** START SUPPLIED DATA **

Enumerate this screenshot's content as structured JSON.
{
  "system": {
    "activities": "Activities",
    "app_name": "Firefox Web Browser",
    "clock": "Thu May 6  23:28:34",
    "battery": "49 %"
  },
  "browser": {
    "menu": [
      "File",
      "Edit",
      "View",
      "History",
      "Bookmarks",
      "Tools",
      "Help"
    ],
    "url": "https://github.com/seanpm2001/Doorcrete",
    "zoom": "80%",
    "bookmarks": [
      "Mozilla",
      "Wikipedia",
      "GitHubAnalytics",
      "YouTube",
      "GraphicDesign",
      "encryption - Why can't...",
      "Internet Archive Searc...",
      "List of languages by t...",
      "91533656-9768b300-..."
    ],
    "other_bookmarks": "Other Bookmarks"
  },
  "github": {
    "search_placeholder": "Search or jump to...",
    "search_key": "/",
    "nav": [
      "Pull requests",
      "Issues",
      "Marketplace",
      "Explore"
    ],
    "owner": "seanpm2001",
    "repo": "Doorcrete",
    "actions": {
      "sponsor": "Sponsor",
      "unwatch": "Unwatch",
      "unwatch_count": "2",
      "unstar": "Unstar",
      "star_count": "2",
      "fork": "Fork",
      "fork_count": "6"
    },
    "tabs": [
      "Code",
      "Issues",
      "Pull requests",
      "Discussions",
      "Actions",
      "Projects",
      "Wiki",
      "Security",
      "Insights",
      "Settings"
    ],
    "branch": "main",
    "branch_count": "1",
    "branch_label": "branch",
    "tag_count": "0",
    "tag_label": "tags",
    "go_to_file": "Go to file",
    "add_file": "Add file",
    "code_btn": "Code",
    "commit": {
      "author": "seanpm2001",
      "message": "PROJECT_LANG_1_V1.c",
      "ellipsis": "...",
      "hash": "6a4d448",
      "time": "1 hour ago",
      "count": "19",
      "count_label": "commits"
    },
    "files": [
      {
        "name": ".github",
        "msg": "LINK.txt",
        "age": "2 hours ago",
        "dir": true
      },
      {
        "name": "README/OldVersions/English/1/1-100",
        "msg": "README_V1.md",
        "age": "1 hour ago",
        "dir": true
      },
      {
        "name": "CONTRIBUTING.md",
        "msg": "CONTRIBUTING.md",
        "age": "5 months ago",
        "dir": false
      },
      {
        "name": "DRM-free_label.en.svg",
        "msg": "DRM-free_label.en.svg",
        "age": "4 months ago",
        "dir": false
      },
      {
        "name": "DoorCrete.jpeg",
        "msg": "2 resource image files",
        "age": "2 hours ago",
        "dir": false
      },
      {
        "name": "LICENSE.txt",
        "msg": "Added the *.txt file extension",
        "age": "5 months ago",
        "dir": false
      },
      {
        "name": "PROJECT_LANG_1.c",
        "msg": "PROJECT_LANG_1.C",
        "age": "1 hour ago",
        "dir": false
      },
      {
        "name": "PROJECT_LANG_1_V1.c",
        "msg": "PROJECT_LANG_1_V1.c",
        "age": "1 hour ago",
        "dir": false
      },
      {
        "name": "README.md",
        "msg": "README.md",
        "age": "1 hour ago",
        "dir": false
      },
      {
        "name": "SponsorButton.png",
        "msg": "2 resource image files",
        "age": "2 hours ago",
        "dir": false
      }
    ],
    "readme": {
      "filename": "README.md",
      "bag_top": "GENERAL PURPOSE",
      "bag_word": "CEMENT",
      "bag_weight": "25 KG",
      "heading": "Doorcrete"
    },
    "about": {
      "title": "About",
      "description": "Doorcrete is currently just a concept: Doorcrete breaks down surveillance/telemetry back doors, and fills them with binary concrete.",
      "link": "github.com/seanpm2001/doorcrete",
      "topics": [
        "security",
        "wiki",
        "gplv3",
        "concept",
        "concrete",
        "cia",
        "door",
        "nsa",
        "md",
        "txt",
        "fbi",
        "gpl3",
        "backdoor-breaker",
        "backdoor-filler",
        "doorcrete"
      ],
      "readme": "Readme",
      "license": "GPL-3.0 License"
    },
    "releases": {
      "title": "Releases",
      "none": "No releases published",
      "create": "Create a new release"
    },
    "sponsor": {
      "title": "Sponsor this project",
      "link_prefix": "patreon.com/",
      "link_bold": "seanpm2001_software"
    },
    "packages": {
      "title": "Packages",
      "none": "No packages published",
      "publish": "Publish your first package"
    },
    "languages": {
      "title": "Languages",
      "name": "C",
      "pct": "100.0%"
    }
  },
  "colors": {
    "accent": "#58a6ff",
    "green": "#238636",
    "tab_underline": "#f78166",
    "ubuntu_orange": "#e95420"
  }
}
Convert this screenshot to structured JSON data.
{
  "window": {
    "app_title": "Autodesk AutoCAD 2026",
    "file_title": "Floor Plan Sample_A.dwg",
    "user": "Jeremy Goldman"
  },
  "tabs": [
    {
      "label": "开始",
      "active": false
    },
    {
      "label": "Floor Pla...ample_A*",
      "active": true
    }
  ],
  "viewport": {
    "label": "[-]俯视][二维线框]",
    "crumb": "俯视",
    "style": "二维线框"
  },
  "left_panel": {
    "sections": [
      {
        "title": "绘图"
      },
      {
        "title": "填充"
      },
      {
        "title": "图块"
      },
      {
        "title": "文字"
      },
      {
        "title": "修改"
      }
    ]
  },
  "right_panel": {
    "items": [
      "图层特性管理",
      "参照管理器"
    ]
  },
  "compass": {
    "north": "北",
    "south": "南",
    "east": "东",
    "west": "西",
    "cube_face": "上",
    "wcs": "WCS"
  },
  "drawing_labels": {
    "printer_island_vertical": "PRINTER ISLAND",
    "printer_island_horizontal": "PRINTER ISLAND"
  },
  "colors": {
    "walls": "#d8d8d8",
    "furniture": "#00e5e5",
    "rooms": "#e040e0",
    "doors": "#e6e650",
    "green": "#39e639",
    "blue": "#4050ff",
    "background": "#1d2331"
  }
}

** END SUPPLIED DATA **

• TASK INSTRUCTIONS
Write the material out exactly, with nothing left out.

• COMPLETE ANSWER
Enumerate this screenshot's content as structured JSON.
{
  "system": {
    "activities": "Activities",
    "app_name": "Firefox Web Browser",
    "clock": "Thu May 6  23:28:34",
    "battery": "49 %"
  },
  "browser": {
    "menu": [
      "File",
      "Edit",
      "View",
      "History",
      "Bookmarks",
      "Tools",
      "Help"
    ],
    "url": "https://github.com/seanpm2001/Doorcrete",
    "zoom": "80%",
    "bookmarks": [
      "Mozilla",
      "Wikipedia",
      "GitHubAnalytics",
      "YouTube",
      "GraphicDesign",
      "encryption - Why can't...",
      "Internet Archive Searc...",
      "List of languages by t...",
      "91533656-9768b300-..."
    ],
    "other_bookmarks": "Other Bookmarks"
  },
  "github": {
    "search_placeholder": "Search or jump to...",
    "search_key": "/",
    "nav": [
      "Pull requests",
      "Issues",
      "Marketplace",
      "Explore"
    ],
    "owner": "seanpm2001",
    "repo": "Doorcrete",
    "actions": {
      "sponsor": "Sponsor",
      "unwatch": "Unwatch",
      "unwatch_count": "2",
      "unstar": "Unstar",
      "star_count": "2",
      "fork": "Fork",
      "fork_count": "6"
    },
    "tabs": [
      "Code",
      "Issues",
      "Pull requests",
      "Discussions",
      "Actions",
      "Projects",
      "Wiki",
      "Security",
      "Insights",
      "Settings"
    ],
    "branch": "main",
    "branch_count": "1",
    "branch_label": "branch",
    "tag_count": "0",
    "tag_label": "tags",
    "go_to_file": "Go to file",
    "add_file": "Add file",
    "code_btn": "Code",
    "commit": {
      "author": "seanpm2001",
      "message": "PROJECT_LANG_1_V1.c",
      "ellipsis": "...",
      "hash": "6a4d448",
      "time": "1 hour ago",
      "count": "19",
      "count_label": "commits"
    },
    "files": [
      {
        "name": ".github",
        "msg": "LINK.txt",
        "age": "2 hours ago",
        "dir": true
      },
      {
        "name": "README/OldVersions/English/1/1-100",
        "msg": "README_V1.md",
        "age": "1 hour ago",
        "dir": true
      },
      {
        "name": "CONTRIBUTING.md",
        "msg": "CONTRIBUTING.md",
        "age": "5 months ago",
        "dir": false
      },
      {
        "name": "DRM-free_label.en.svg",
        "msg": "DRM-free_label.en.svg",
        "age": "4 months ago",
        "dir": false
      },
      {
        "name": "DoorCrete.jpeg",
        "msg": "2 resource image files",
        "age": "2 hours ago",
        "dir": false
      },
      {
        "name": "LICENSE.txt",
        "msg": "Added the *.txt file extension",
        "age": "5 months ago",
        "dir": false
      },
      {
        "name": "PROJECT_LANG_1.c",
        "msg": "PROJECT_LANG_1.C",
        "age": "1 hour ago",
        "dir": false
      },
      {
        "name": "PROJECT_LANG_1_V1.c",
        "msg": "PROJECT_LANG_1_V1.c",
        "age": "1 hour ago",
        "dir": false
      },
      {
        "name": "README.md",
        "msg": "README.md",
        "age": "1 hour ago",
        "dir": false
      },
      {
        "name": "SponsorButton.png",
        "msg": "2 resource image files",
        "age": "2 hours ago",
        "dir": false
      }
    ],
    "readme": {
      "filename": "README.md",
      "bag_top": "GENERAL PURPOSE",
      "bag_word": "CEMENT",
      "bag_weight": "25 KG",
      "heading": "Doorcrete"
    },
    "about": {
      "title": "About",
      "description": "Doorcrete is currently just a concept: Doorcrete breaks down surveillance/telemetry back doors, and fills them with binary concrete.",
      "link": "github.com/seanpm2001/doorcrete",
      "topics": [
        "security",
        "wiki",
        "gplv3",
        "concept",
        "concrete",
        "cia",
        "door",
        "nsa",
        "md",
        "txt",
        "fbi",
        "gpl3",
        "backdoor-breaker",
        "backdoor-filler",
        "doorcrete"
      ],
      "readme": "Readme",
      "license": "GPL-3.0 License"
    },
    "releases": {
      "title": "Releases",
      "none": "No releases published",
      "create": "Create a new release"
    },
    "sponsor": {
      "title": "Sponsor this project",
      "link_prefix": "patreon.com/",
      "link_bold": "seanpm2001_software"
    },
    "packages": {
      "title": "Packages",
      "none": "No packages published",
      "publish": "Publish your first package"
    },
    "languages": {
      "title": "Languages",
      "name": "C",
      "pct": "100.0%"
    }
  },
  "colors": {
    "accent": "#58a6ff",
    "green": "#238636",
    "tab_underline": "#f78166",
    "ubuntu_orange": "#e95420"
  }
}
Convert this screenshot to structured JSON data.
{
  "window": {
    "app_title": "Autodesk AutoCAD 2026",
    "file_title": "Floor Plan Sample_A.dwg",
    "user": "Jeremy Goldman"
  },
  "tabs": [
    {
      "label": "开始",
      "active": false
    },
    {
      "label": "Floor Pla...ample_A*",
      "active": true
    }
  ],
  "viewport": {
    "label": "[-]俯视][二维线框]",
    "crumb": "俯视",
    "style": "二维线框"
  },
  "left_panel": {
    "sections": [
      {
        "title": "绘图"
      },
      {
        "title": "填充"
      },
      {
        "title": "图块"
      },
      {
        "title": "文字"
      },
      {
        "title": "修改"
      }
    ]
  },
  "right_panel": {
    "items": [
      "图层特性管理",
      "参照管理器"
    ]
  },
  "compass": {
    "north": "北",
    "south": "南",
    "east": "东",
    "west": "西",
    "cube_face": "上",
    "wcs": "WCS"
  },
  "drawing_labels": {
    "printer_island_vertical": "PRINTER ISLAND",
    "printer_island_horizontal": "PRINTER ISLAND"
  },
  "colors": {
    "walls": "#d8d8d8",
    "furniture": "#00e5e5",
    "rooms": "#e040e0",
    "doors": "#e6e650",
    "green": "#39e639",
    "blue": "#4050ff",
    "background": "#1d2331"
  }
}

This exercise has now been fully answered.